--- Фрагмент текста ---

============

Болезненный интерес Гоголя к мнению публики «от холуя на откупе до последнего идиота, подыгрывающего общественному мнению», вызывает у Набокова, кажется, все-таки даже меньший сарказм, чем его желание «получить подлинный материал» для своей книги из первых рук. Гоголь, по его мнению, оказался «в самом худшем положении, в какое может попасть писатель, утратив способность измышлять факты и веря, что они могут существовать сами по себе.
Беда в том, что голых фактов в природе не существует… Простая колонка чисел раскроет личность того, кто их складывает». Ницше выражался еще определеннее: фактов нет – есть только интерпретации. И в самом деле, из необозримого мира мы выделяем лишь то немногое, что нам зачем-то понадобилось, поэтому чистого реализма, показывающего «жизнь, как она есть», просто не существует. И однако же… Однако же при всей справедливости набоковских слов автору этих строк никак не удается поверить, что гоголевская Россия не имеет ну прямо-таки никакого отношения к России подлинной. Перетасовка, переплавка – да. Но чтобы уж совсем никакого отношения…
Другое дело – «жизнь, как она есть» никогда не бывает такой вкусной, как у Гоголя. Да, гоголевский мир – мир взяточников, пошляков, но согласитесь, все-таки хочется облизнуться от удовольствия, читая о каком-нибудь Ноздреве или Собакевиче: в реальном мире они душат нас, в гоголевском мы над ними хохочем. И даже выбравшись в мир реальный, некоторое время еще сохраняешь черты мальчика из драгоценной шестой главы «Мертвых душ»: «Прежде, давно, в лета моей юности, в лета невозвратно мелькнувшего моего детства, мне было весело подъезжать в первый раз к незнакомому месту: все равно, была ли то деревушка, бедный уездный городишко, село ли, слободка – любопытного много открывал в нем детский взгляд… Ничто не ускользало от свежего тонкого внимания, и, высунувши нос из походной телеги своей, я глядел и на невиданный дотоле покрой какого-нибудь сюртука, и на деревянные ящики с гвоздями, с серой, желтевшей вдали, с изюмом и мылом, мелькавшие из дверей овощной лавки».

============

--- Фрагменты листинга ---
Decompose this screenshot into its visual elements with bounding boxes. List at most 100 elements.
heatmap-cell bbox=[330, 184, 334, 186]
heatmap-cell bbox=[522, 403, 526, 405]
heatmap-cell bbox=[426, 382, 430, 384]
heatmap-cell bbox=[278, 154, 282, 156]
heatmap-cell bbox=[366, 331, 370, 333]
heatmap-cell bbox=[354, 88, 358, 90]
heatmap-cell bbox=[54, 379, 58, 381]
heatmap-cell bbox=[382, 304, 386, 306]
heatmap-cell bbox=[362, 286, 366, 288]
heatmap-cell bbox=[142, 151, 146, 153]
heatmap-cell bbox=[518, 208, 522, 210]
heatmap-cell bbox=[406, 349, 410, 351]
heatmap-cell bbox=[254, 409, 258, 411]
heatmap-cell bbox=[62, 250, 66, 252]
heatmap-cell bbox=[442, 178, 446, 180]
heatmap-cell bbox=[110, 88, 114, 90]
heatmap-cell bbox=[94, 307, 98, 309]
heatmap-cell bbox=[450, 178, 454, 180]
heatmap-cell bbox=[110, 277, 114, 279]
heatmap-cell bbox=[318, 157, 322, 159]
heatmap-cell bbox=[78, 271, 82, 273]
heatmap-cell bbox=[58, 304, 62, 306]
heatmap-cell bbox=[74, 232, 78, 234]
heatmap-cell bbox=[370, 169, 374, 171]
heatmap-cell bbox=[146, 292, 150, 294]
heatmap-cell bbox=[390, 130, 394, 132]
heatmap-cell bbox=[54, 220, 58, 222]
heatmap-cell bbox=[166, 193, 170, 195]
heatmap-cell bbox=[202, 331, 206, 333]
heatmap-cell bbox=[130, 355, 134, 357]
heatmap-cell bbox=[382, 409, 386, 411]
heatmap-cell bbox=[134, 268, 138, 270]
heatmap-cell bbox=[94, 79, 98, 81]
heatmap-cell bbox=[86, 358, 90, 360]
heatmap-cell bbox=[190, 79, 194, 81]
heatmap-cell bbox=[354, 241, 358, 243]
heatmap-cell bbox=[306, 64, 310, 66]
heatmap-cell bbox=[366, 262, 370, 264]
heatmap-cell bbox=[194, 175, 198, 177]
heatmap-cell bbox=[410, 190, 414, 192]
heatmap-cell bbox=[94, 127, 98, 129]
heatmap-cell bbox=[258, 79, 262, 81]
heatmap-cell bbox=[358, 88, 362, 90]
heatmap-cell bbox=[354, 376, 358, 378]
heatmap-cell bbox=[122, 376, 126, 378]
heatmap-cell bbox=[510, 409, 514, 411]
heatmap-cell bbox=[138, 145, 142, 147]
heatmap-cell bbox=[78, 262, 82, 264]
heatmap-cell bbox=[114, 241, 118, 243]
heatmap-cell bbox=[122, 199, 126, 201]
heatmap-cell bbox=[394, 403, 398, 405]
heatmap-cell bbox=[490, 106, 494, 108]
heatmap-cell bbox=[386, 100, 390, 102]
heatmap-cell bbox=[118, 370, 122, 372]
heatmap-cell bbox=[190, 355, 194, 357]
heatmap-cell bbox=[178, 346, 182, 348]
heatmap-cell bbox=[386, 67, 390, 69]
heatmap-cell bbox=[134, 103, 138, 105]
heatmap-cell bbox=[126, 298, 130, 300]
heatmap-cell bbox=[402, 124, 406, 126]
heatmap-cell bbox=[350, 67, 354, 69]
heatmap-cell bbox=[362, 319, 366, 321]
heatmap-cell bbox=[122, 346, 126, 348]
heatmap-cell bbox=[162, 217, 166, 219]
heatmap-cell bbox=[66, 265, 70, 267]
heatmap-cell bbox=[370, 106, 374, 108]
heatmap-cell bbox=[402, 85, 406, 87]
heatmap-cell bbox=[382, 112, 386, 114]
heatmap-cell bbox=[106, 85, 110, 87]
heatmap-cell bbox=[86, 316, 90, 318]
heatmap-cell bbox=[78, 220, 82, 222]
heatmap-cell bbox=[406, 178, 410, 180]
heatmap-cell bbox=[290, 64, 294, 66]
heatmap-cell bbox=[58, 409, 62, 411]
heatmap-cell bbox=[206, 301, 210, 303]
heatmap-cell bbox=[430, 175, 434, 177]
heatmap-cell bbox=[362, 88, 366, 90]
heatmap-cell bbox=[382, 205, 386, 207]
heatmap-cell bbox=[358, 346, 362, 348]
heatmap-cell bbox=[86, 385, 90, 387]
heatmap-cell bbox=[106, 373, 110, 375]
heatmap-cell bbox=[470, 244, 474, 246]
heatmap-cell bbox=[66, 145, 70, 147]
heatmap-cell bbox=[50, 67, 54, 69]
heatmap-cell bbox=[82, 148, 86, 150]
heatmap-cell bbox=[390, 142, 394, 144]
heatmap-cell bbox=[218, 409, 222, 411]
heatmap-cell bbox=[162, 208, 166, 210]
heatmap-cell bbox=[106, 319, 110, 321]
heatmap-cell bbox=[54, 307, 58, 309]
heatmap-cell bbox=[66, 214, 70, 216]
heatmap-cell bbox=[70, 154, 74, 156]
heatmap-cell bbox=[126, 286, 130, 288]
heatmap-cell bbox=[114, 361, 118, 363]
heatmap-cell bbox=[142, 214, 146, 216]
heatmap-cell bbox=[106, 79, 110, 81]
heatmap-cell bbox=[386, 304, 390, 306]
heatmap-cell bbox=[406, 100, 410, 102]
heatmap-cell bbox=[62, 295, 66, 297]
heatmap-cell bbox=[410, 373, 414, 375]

============

--- Задание 1 ---
Ответьте на вопросы по фрагменту текста о Гоголе.
(a) Что, по словам Набокова, раскроет простая колонка чисел?
(b) Какую мысль Ницше приводит фрагмент?
(c) Из какой главы «Мертвых душ» взят отрывок о мальчике?
--- Задание 2 ---
Повторите без изменений часть фрагмента текста о Гоголе, которая начинается со слов, содержащих «Болезненный интерес Гоголя», и заканчивается словами «сами по себе.».
Опирайтесь только на фрагмент текста, а не на листинг.

--- Ожидаемый ответ 1 ---
(a) Личность того, кто их складывает.
(b) Фактов нет – есть только интерпретации.
(c) Из шестой главы.

--- Ожидаемый ответ 2 ---
Болезненный интерес Гоголя к мнению публики «от холуя на откупе до последнего идиота, подыгрывающего общественному мнению», вызывает у Набокова, кажется, все-таки даже меньший сарказм, чем его желание «получить подлинный материал» для своей книги из первых рук. Гоголь, по его мнению, оказался «в самом худшем положении, в какое может попасть писатель, утратив способность измышлять факты и веря, что они могут существовать сами по себе.